▸ WRITTEN EXERCISE: For every line in the records that has the word "activity", make a copy.
+++++
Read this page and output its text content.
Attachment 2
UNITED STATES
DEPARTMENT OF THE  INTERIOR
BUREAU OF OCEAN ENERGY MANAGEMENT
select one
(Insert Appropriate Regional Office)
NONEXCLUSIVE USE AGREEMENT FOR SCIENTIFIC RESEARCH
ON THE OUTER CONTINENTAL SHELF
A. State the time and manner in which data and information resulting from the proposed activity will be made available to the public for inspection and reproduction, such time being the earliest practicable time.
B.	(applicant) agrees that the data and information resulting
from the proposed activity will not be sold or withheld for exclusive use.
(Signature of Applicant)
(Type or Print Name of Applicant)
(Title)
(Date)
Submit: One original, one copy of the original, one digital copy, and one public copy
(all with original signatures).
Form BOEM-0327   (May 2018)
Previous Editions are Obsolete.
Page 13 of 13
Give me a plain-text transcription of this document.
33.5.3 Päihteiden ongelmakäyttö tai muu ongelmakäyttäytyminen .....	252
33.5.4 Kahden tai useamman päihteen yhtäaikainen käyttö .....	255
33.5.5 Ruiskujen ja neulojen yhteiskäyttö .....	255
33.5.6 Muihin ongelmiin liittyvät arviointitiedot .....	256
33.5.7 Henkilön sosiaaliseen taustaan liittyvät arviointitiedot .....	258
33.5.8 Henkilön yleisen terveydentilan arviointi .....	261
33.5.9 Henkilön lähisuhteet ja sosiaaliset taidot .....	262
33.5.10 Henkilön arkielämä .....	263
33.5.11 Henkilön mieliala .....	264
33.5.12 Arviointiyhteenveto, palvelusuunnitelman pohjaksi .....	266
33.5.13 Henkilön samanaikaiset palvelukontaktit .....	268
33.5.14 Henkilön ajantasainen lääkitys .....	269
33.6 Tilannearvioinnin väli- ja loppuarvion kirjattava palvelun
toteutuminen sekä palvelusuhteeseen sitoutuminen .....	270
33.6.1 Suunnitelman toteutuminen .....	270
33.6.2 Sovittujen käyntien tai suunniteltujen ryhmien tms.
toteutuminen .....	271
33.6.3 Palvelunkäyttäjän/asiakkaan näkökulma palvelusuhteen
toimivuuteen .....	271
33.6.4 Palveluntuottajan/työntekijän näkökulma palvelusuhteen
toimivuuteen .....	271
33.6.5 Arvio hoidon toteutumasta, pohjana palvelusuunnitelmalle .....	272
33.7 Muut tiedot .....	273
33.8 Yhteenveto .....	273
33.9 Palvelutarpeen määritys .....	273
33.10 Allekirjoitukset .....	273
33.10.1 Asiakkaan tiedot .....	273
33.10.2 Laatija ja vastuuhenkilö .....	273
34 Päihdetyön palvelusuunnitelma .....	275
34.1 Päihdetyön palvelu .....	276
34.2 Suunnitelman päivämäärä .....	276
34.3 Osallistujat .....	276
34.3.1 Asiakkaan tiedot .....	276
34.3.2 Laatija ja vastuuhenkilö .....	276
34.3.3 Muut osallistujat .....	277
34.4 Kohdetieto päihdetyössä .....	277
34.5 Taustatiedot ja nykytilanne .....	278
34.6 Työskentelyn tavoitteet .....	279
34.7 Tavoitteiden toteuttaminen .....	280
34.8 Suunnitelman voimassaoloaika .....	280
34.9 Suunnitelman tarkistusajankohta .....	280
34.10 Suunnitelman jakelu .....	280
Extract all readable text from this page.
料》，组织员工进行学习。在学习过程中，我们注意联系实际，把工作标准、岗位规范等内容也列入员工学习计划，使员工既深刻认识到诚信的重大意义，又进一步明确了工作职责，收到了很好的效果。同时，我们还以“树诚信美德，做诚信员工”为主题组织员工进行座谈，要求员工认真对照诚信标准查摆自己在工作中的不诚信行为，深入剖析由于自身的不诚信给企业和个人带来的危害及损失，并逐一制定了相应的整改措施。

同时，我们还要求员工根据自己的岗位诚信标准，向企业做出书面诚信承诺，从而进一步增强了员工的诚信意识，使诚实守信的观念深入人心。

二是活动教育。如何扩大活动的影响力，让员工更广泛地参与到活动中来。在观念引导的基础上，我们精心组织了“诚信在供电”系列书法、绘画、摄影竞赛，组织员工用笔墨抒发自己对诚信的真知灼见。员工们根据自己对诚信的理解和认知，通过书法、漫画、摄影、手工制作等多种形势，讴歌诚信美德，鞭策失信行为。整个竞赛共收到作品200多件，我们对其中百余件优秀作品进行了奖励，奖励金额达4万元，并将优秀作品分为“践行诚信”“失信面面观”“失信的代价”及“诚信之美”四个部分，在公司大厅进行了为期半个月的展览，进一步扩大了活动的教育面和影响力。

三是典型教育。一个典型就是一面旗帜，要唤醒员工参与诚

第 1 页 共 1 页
+++++
▸ REPLY TO THE EXERCISE:
A. State the time and manner in which data and information resulting from the proposed activity will be made available to the public for inspection and reproduction, such time being the earliest practicable time.
from the proposed activity will not be sold or withheld for exclusive use.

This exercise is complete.